• **Exercise**
The answer is a single number: how many lines hold the string "xlabel".
## start Provided data
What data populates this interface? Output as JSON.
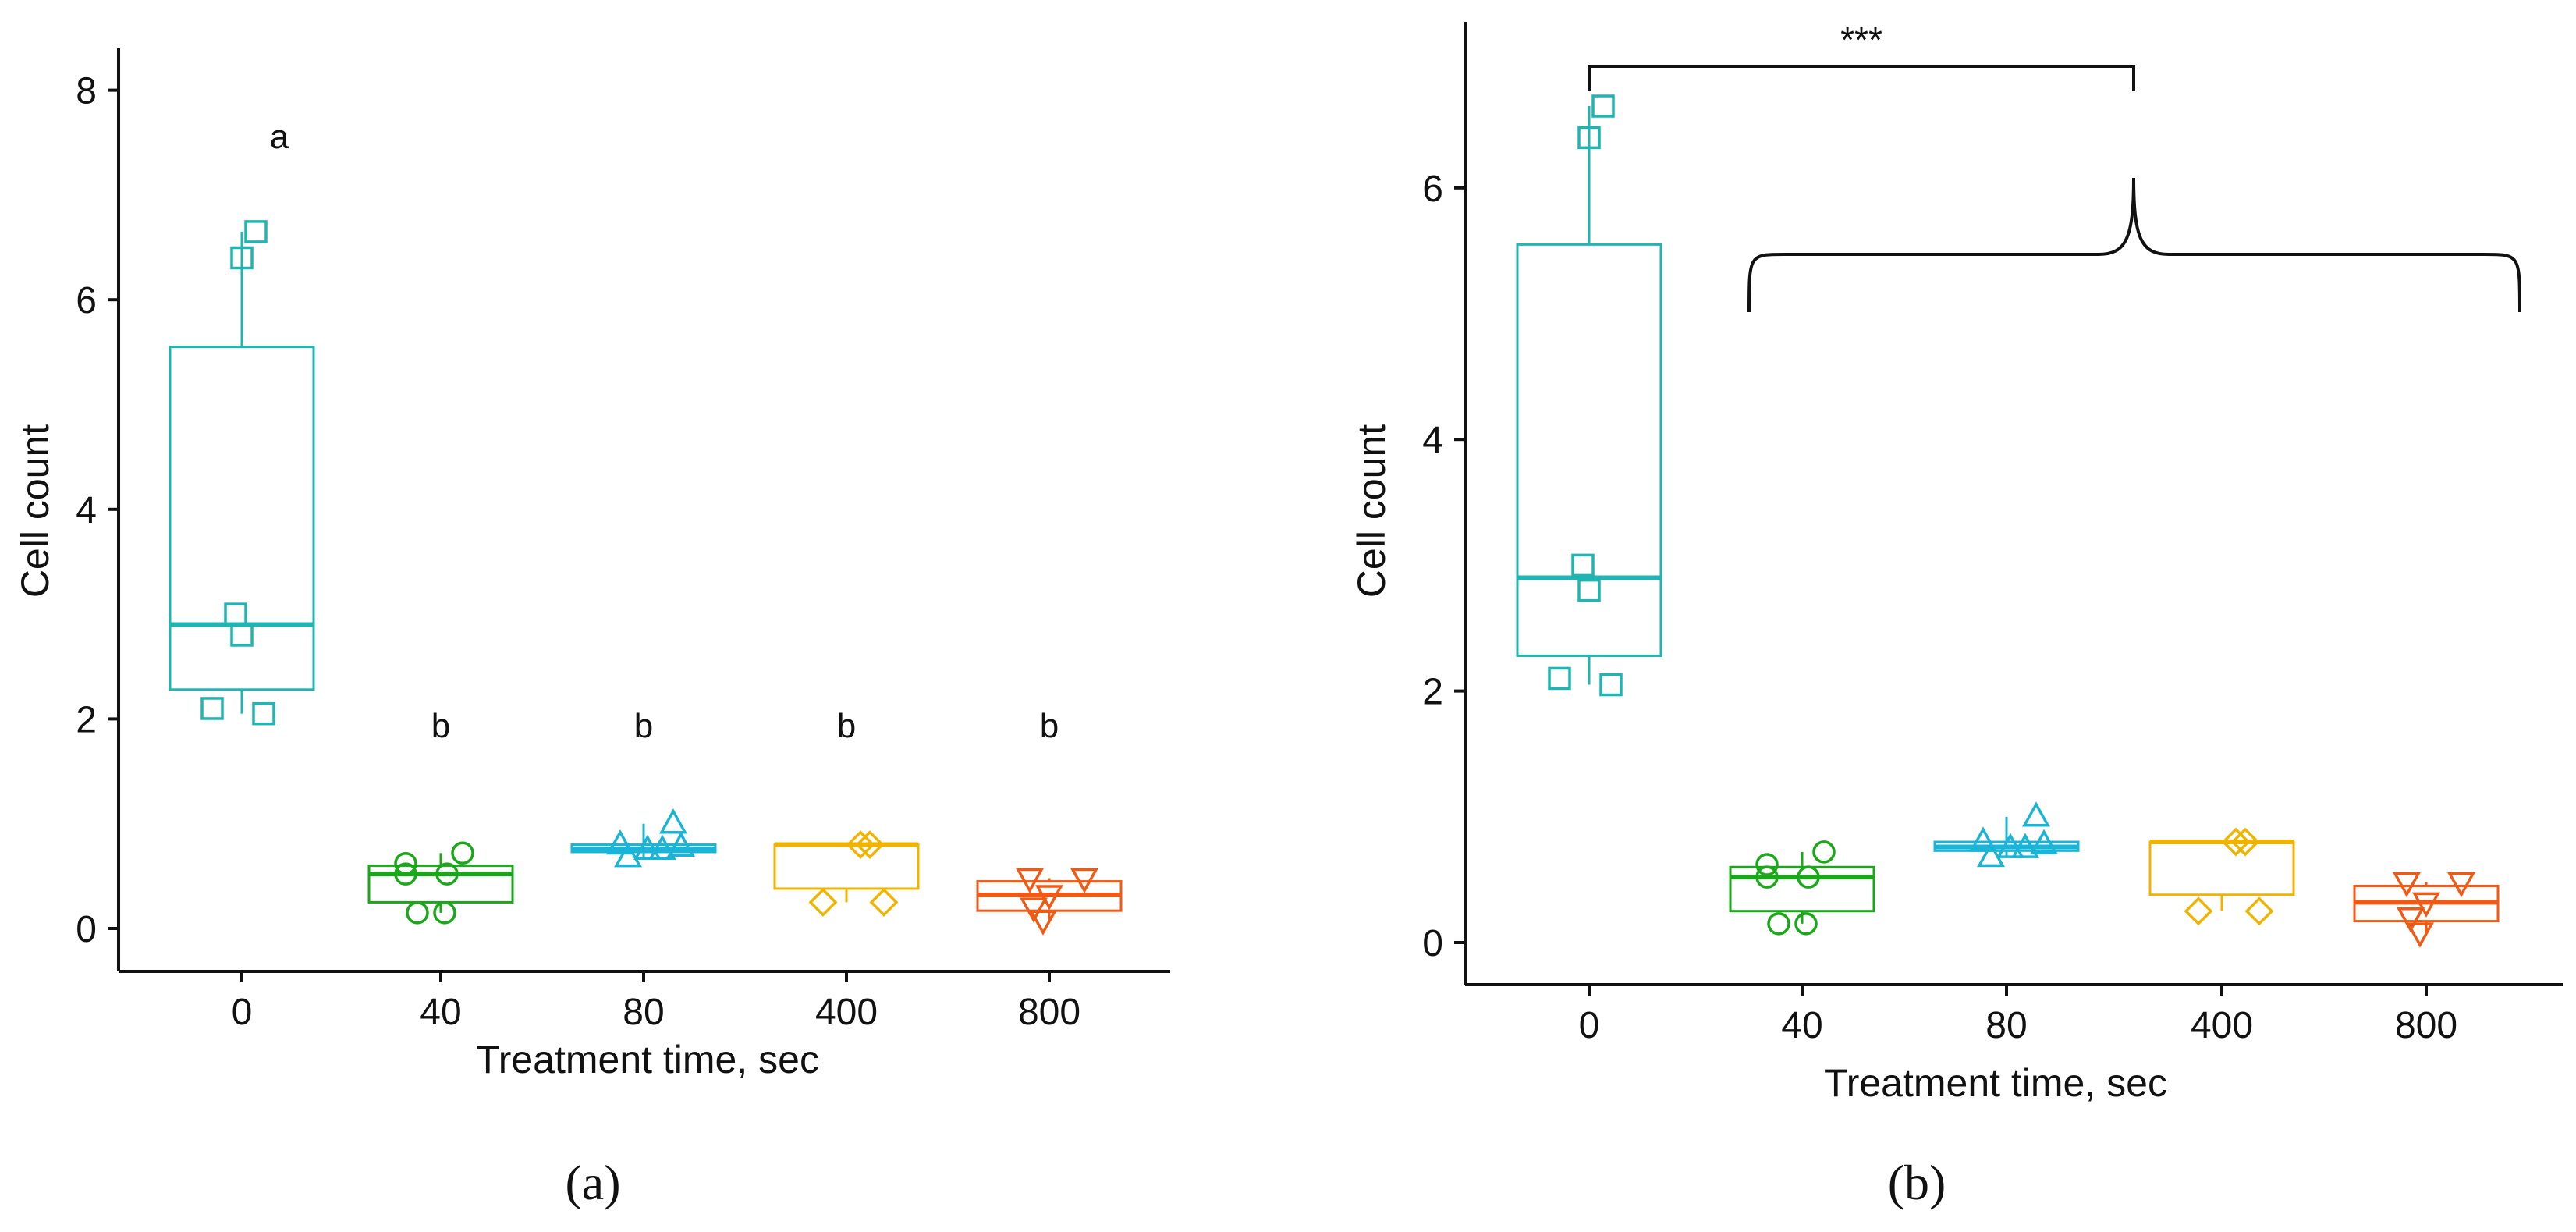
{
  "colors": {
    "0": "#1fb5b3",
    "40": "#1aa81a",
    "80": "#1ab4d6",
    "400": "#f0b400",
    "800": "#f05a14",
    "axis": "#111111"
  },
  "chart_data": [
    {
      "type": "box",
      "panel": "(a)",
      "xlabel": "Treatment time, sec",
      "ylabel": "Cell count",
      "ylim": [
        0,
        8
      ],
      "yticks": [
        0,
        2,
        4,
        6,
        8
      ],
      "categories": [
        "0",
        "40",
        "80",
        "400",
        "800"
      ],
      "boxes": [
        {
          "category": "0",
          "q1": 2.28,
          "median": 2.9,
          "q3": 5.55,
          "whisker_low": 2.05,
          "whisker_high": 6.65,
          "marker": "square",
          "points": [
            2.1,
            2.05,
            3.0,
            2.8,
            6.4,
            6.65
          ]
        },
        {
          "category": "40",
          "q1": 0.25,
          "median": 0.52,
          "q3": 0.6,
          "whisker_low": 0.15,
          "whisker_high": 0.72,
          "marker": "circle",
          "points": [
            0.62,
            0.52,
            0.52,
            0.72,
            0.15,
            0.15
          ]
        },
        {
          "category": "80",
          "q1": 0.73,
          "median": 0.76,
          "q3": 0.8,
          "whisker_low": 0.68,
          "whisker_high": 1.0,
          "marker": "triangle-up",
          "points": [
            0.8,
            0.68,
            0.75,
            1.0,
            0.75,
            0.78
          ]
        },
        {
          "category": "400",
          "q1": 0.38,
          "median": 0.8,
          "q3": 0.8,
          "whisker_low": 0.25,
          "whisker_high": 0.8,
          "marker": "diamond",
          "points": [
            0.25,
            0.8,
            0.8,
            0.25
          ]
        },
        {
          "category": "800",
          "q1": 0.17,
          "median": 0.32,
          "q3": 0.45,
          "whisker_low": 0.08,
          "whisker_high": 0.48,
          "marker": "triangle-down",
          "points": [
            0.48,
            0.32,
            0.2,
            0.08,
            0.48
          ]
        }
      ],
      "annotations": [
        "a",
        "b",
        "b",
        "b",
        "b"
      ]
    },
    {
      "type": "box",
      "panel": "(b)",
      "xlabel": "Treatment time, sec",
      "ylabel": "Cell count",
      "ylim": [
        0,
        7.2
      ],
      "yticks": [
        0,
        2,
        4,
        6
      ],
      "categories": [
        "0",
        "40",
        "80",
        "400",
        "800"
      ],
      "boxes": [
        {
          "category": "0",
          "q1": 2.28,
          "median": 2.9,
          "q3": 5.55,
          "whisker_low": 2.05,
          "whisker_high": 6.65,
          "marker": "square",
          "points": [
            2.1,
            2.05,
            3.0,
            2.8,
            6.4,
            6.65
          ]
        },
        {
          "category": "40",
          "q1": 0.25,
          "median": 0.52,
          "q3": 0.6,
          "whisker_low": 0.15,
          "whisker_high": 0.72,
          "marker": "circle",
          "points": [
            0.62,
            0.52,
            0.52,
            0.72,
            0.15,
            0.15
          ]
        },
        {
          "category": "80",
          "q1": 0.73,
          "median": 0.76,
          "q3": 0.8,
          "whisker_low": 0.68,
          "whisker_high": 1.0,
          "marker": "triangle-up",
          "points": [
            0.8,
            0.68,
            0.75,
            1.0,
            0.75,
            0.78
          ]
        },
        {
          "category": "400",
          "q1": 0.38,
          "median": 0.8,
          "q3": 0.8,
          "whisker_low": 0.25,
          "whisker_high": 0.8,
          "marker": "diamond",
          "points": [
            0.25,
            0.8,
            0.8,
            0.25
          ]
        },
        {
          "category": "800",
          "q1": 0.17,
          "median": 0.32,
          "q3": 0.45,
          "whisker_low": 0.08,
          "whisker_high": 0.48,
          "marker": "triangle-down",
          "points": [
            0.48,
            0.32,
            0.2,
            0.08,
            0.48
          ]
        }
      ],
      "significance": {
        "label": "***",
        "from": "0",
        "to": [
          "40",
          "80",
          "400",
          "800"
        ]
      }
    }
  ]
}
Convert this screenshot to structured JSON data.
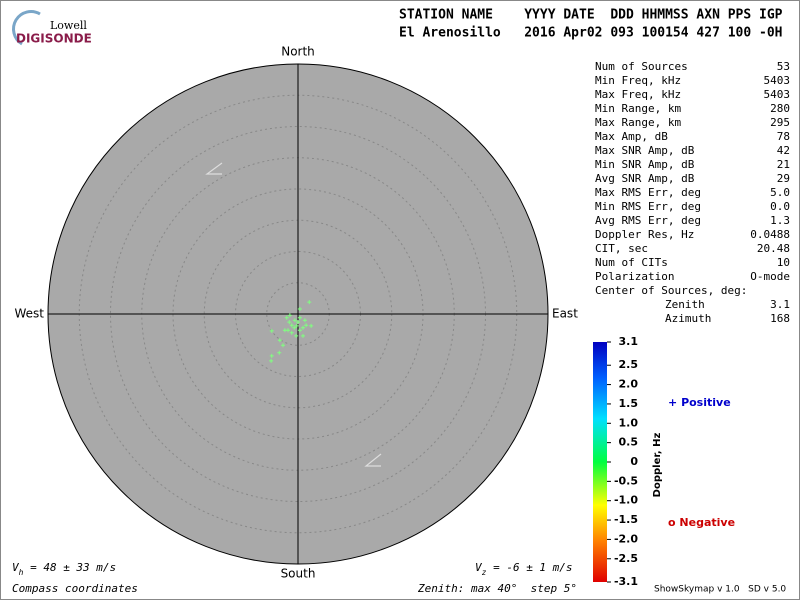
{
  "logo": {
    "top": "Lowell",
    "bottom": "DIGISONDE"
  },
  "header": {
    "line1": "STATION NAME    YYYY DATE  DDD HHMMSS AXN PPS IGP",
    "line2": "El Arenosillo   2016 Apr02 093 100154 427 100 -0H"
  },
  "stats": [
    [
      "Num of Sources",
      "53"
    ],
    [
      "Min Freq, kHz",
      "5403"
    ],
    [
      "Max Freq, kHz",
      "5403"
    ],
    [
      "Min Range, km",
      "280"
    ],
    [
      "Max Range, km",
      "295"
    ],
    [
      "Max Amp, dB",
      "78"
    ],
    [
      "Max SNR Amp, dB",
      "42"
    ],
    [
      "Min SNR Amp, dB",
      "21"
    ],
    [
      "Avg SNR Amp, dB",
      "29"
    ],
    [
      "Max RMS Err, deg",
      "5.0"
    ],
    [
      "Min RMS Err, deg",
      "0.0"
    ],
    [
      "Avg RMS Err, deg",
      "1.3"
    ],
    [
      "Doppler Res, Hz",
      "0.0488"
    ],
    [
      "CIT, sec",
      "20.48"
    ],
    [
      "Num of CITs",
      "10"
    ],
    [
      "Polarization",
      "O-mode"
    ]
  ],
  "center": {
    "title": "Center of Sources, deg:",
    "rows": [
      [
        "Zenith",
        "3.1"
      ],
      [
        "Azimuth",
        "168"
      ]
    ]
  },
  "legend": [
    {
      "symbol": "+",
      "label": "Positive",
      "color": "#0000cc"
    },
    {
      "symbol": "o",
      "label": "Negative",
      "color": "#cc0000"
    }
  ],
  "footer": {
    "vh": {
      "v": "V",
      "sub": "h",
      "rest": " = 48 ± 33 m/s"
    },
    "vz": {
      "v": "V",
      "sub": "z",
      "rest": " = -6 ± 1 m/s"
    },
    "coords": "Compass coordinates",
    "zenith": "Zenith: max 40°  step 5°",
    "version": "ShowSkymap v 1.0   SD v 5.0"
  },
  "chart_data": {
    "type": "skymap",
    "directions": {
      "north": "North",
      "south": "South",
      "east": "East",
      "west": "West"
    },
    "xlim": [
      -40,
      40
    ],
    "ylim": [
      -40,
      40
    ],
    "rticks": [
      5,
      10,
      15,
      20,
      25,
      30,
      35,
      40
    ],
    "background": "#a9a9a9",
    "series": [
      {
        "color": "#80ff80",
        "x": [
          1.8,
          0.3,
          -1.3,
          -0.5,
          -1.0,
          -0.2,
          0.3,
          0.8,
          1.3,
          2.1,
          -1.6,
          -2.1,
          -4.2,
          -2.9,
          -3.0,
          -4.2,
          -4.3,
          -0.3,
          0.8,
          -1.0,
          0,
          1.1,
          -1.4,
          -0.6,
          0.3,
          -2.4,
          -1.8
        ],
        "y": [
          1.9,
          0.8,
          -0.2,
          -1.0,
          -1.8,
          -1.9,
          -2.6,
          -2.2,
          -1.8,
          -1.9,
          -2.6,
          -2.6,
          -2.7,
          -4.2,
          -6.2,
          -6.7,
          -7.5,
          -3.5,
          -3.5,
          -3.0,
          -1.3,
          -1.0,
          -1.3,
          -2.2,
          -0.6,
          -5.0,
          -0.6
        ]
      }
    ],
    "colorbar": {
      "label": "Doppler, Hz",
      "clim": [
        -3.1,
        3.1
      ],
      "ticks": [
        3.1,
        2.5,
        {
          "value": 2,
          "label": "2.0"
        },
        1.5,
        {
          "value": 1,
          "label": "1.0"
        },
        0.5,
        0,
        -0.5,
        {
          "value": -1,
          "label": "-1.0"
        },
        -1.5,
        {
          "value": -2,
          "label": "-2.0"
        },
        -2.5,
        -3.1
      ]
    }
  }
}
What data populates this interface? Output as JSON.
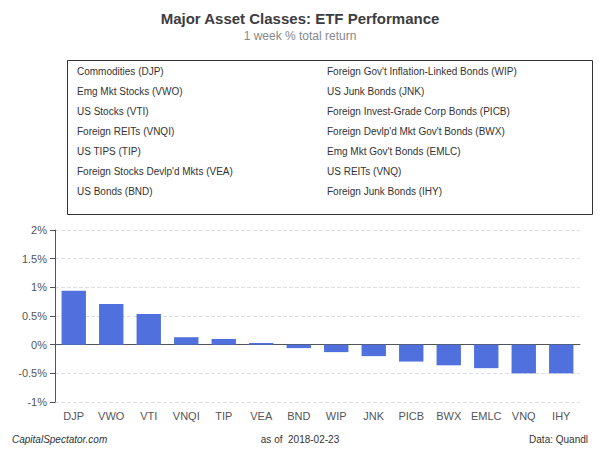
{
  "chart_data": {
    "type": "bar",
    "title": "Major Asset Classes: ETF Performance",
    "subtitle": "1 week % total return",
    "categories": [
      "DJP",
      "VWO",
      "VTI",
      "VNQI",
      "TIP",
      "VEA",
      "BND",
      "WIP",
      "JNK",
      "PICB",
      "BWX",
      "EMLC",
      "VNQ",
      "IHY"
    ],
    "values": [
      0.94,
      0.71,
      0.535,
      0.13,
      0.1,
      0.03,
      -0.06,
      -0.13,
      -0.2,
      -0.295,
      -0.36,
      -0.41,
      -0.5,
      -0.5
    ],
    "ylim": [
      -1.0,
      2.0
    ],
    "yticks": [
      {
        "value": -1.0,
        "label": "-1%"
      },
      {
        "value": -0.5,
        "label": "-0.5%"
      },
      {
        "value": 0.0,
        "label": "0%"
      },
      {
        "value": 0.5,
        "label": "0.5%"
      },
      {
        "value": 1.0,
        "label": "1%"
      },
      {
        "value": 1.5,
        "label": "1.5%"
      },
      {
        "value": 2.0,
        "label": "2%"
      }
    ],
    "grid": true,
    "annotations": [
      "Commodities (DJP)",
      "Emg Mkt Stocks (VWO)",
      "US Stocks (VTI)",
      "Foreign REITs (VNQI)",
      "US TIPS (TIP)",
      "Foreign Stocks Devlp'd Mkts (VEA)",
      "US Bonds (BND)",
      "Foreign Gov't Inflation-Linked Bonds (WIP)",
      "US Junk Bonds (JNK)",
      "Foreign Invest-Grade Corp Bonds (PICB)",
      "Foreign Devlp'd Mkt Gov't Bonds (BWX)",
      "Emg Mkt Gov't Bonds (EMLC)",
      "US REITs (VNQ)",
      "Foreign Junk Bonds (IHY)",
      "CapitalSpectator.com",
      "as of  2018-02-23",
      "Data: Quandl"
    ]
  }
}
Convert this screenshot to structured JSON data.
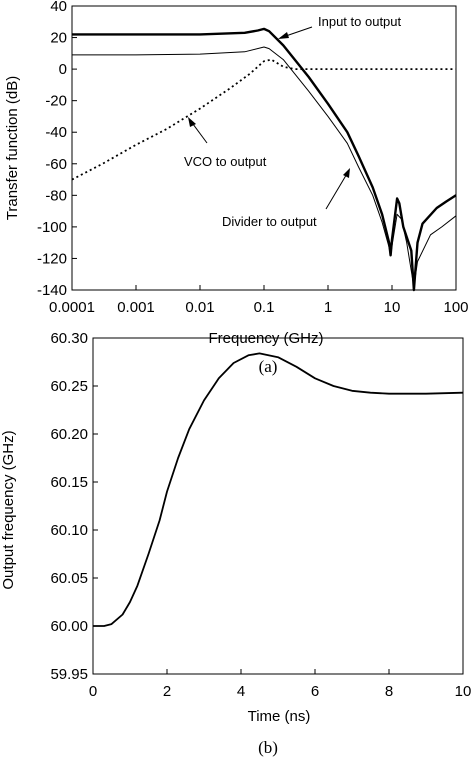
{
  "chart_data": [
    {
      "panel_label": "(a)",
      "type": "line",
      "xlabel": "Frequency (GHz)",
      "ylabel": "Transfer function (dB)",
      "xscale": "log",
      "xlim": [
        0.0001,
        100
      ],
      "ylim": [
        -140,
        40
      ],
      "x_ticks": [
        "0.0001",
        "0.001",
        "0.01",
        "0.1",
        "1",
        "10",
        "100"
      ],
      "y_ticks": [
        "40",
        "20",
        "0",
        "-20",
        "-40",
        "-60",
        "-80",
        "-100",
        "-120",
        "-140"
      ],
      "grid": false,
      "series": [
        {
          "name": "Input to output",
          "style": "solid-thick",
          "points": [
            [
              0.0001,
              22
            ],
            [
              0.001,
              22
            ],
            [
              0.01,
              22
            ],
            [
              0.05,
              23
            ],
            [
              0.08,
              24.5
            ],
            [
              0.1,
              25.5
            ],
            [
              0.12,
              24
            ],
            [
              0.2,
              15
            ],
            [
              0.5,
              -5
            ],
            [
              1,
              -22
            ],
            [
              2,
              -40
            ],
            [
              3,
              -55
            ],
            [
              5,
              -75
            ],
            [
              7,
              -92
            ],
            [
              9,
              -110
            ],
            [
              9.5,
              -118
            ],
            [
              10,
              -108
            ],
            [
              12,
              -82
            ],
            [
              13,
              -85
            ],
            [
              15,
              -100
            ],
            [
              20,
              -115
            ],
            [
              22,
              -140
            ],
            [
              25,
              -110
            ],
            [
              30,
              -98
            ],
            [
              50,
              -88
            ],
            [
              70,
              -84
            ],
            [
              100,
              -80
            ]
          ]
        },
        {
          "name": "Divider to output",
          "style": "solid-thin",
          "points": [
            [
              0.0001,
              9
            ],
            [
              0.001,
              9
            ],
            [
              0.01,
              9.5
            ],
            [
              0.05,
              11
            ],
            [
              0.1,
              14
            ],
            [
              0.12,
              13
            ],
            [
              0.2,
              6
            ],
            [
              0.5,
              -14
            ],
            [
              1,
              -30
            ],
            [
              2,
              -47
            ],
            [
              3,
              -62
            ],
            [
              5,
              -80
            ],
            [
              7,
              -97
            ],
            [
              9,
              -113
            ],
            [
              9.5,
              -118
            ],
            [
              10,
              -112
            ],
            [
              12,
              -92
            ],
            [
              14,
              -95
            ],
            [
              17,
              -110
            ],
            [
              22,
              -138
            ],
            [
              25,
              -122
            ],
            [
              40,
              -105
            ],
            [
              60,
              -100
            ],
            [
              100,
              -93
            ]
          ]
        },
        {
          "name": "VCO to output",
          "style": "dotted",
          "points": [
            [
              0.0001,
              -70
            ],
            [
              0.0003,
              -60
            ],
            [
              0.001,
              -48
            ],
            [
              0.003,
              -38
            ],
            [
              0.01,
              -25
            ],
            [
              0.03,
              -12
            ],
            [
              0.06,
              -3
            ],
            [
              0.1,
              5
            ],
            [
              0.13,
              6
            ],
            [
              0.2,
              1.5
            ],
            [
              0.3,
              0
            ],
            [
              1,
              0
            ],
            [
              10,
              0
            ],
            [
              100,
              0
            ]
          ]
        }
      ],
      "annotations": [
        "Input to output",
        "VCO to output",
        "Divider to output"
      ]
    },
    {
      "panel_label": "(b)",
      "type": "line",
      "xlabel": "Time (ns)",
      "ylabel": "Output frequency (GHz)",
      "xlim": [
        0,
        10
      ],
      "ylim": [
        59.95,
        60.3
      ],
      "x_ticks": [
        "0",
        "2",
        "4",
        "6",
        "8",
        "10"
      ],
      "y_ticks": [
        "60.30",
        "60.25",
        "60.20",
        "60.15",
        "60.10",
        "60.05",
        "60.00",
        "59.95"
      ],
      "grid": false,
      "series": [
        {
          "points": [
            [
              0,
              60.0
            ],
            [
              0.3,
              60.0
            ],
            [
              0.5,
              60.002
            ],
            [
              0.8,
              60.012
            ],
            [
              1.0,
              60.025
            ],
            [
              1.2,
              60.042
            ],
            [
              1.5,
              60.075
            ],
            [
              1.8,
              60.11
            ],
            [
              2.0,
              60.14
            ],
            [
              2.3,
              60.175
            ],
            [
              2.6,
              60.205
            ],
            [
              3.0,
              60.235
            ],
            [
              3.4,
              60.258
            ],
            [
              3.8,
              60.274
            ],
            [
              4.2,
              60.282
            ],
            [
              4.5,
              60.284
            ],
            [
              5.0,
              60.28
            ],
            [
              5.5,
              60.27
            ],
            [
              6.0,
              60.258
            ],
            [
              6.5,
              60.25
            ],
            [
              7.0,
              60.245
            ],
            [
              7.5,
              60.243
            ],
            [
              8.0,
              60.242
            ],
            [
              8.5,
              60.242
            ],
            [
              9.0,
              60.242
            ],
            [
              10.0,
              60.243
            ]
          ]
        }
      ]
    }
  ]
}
## end Provided data
• **Exercise response**
4